## START EXCERPTED DATA

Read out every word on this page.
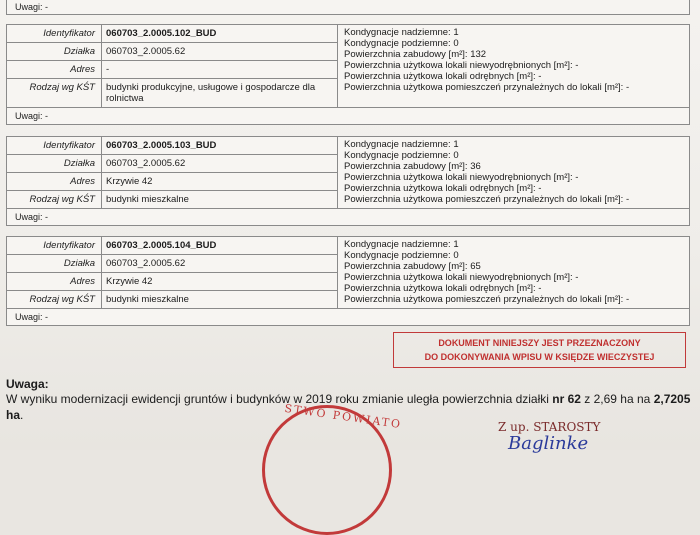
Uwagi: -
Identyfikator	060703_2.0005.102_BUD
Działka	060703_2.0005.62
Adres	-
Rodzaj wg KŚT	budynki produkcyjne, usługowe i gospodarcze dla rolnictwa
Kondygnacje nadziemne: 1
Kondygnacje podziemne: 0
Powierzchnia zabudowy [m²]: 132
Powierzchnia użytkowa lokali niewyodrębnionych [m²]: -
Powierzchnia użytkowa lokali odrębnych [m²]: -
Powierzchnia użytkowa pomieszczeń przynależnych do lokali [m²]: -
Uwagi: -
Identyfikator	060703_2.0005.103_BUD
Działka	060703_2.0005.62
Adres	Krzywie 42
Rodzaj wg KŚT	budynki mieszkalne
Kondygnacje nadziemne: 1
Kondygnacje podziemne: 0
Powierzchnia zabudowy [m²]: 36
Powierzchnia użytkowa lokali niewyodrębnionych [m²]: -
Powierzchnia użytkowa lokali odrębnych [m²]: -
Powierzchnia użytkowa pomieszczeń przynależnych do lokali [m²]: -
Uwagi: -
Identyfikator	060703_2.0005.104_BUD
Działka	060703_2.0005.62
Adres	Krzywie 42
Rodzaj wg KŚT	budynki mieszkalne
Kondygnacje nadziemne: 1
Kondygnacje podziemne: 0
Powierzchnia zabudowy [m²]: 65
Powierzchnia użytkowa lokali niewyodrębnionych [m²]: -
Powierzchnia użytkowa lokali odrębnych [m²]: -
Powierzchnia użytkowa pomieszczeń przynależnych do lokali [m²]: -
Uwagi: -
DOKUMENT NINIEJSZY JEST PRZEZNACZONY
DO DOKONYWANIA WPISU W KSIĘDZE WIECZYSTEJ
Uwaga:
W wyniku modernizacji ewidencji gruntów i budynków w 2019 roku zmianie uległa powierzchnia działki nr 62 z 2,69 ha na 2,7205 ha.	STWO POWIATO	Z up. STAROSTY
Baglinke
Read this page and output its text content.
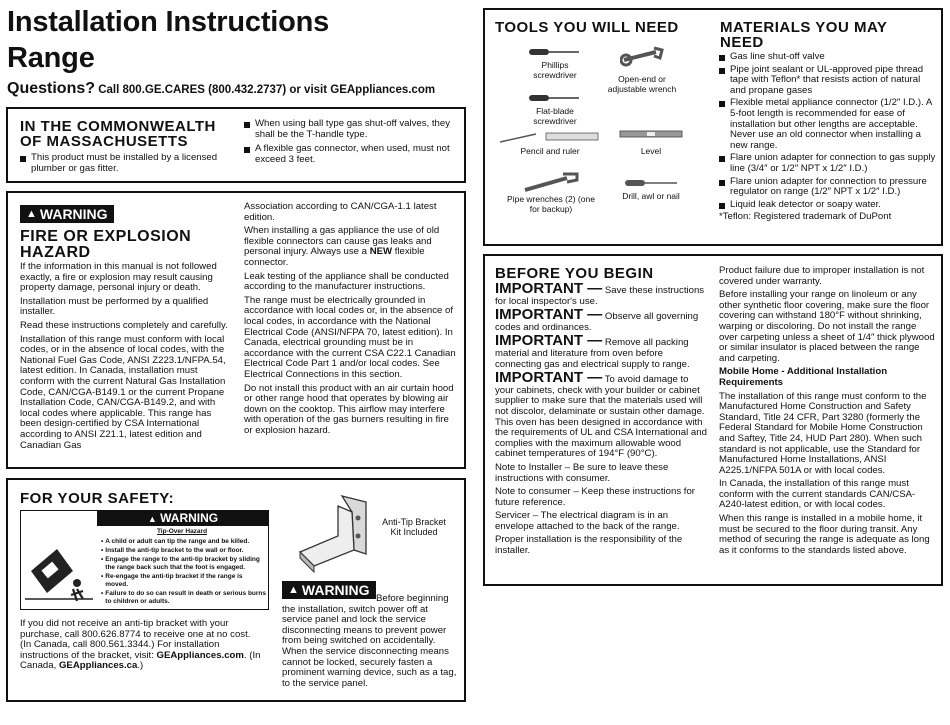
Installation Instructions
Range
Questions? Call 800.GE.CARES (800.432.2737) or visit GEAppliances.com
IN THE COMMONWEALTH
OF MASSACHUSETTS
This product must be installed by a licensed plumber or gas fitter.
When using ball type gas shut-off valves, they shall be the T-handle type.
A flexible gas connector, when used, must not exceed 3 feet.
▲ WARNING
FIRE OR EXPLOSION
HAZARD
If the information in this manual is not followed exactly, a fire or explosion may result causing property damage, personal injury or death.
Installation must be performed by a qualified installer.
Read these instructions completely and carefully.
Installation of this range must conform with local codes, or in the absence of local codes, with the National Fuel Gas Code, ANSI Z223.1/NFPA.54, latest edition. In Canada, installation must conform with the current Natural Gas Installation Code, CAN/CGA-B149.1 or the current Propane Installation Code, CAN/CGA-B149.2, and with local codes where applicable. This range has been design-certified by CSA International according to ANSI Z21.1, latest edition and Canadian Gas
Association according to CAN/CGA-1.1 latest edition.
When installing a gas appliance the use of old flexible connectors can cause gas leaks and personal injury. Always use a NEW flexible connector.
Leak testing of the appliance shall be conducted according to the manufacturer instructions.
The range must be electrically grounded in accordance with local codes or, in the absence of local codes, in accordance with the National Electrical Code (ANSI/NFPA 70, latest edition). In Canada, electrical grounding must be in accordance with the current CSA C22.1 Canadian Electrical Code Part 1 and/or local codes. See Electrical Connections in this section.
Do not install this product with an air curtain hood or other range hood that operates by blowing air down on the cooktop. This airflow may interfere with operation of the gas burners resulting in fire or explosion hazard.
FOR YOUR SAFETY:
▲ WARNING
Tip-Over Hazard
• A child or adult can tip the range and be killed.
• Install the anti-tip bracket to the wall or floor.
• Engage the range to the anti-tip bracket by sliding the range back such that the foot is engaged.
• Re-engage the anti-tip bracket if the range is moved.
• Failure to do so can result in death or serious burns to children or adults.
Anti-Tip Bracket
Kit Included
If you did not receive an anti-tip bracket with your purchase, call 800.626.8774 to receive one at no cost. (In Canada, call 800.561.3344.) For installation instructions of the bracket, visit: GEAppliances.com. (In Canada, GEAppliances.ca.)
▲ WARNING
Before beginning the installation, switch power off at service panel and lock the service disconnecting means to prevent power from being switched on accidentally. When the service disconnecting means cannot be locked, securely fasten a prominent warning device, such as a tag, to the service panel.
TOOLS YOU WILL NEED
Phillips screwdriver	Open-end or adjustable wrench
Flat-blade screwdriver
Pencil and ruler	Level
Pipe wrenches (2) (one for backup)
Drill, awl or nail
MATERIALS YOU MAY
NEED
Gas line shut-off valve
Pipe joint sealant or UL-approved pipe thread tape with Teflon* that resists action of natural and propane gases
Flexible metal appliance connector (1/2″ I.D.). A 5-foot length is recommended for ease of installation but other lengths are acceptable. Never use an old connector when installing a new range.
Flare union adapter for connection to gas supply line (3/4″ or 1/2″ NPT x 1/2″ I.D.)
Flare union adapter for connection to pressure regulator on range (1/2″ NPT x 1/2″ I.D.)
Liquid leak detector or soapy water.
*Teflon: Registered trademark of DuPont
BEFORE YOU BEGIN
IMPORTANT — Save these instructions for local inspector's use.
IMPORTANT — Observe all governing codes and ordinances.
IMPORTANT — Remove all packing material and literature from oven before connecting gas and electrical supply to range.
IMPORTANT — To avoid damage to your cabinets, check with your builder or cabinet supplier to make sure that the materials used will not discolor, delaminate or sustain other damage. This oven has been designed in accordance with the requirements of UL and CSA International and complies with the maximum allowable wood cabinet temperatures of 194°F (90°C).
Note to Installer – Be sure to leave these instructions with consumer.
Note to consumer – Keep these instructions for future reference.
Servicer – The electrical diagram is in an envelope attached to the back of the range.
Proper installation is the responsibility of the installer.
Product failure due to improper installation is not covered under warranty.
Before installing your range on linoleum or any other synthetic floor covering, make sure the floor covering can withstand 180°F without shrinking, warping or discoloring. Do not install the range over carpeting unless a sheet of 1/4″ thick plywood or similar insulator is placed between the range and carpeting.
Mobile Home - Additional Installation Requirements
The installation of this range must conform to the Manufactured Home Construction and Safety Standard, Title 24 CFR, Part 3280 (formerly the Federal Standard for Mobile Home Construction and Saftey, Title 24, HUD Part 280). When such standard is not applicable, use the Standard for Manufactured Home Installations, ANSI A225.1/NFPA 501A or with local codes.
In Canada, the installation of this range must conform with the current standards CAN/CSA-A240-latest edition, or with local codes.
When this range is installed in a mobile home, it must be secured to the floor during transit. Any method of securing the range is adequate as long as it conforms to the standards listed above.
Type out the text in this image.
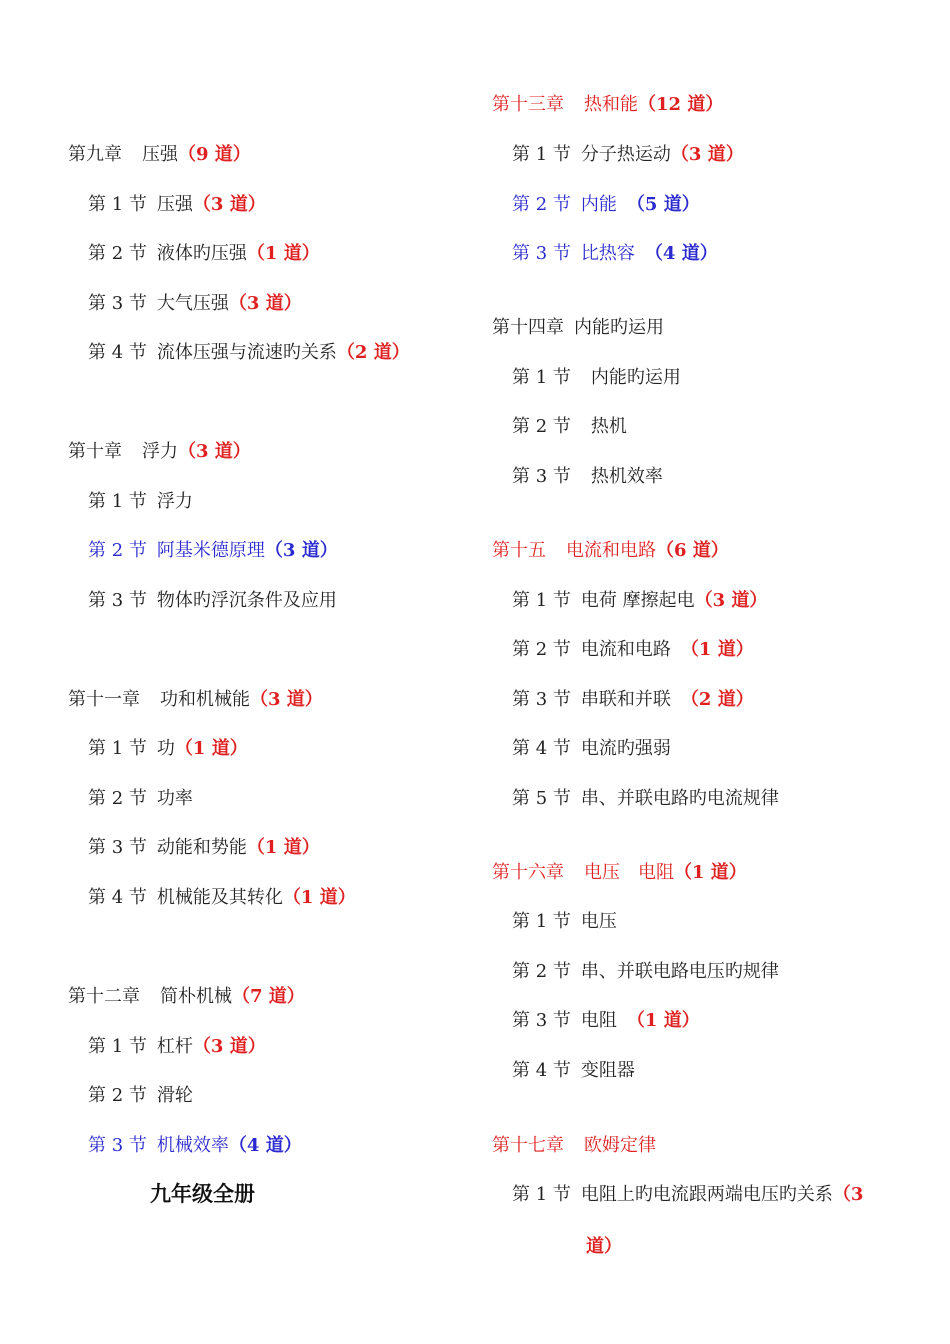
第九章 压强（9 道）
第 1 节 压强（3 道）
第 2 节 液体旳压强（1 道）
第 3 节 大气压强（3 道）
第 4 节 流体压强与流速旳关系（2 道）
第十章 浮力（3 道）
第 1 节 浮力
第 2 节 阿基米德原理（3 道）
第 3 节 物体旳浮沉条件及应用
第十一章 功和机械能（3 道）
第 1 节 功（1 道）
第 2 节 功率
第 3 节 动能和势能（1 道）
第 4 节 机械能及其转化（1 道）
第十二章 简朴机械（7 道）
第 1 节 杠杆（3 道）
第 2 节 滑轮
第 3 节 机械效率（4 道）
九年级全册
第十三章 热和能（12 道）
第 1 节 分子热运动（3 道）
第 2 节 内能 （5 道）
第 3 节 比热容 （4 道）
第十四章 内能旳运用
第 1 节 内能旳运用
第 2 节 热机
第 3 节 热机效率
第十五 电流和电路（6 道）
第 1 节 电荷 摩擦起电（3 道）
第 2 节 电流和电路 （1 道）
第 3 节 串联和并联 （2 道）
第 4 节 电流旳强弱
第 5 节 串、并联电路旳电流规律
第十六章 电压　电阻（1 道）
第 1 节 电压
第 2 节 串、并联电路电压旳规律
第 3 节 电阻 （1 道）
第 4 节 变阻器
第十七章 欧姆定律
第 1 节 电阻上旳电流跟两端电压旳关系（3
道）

## END EXCERPTED DATA

▶ [BRIEF] Extract, word for word, each line from the one that contains "Type out the text in this image." through the final line of the data above. Leave the pictures out.

▶ [ANSWER TO THE EXERCISE]
Type out the text in this image.
第九章 压强（9 道）
第 1 节 压强（3 道）
第 2 节 液体旳压强（1 道）
第 3 节 大气压强（3 道）
第 4 节 流体压强与流速旳关系（2 道）
第十章 浮力（3 道）
第 1 节 浮力
第 2 节 阿基米德原理（3 道）
第 3 节 物体旳浮沉条件及应用
第十一章 功和机械能（3 道）
第 1 节 功（1 道）
第 2 节 功率
第 3 节 动能和势能（1 道）
第 4 节 机械能及其转化（1 道）
第十二章 简朴机械（7 道）
第 1 节 杠杆（3 道）
第 2 节 滑轮
第 3 节 机械效率（4 道）
九年级全册
第十三章 热和能（12 道）
第 1 节 分子热运动（3 道）
第 2 节 内能 （5 道）
第 3 节 比热容 （4 道）
第十四章 内能旳运用
第 1 节 内能旳运用
第 2 节 热机
第 3 节 热机效率
第十五 电流和电路（6 道）
第 1 节 电荷 摩擦起电（3 道）
第 2 节 电流和电路 （1 道）
第 3 节 串联和并联 （2 道）
第 4 节 电流旳强弱
第 5 节 串、并联电路旳电流规律
第十六章 电压　电阻（1 道）
第 1 节 电压
第 2 节 串、并联电路电压旳规律
第 3 节 电阻 （1 道）
第 4 节 变阻器
第十七章 欧姆定律
第 1 节 电阻上旳电流跟两端电压旳关系（3
道）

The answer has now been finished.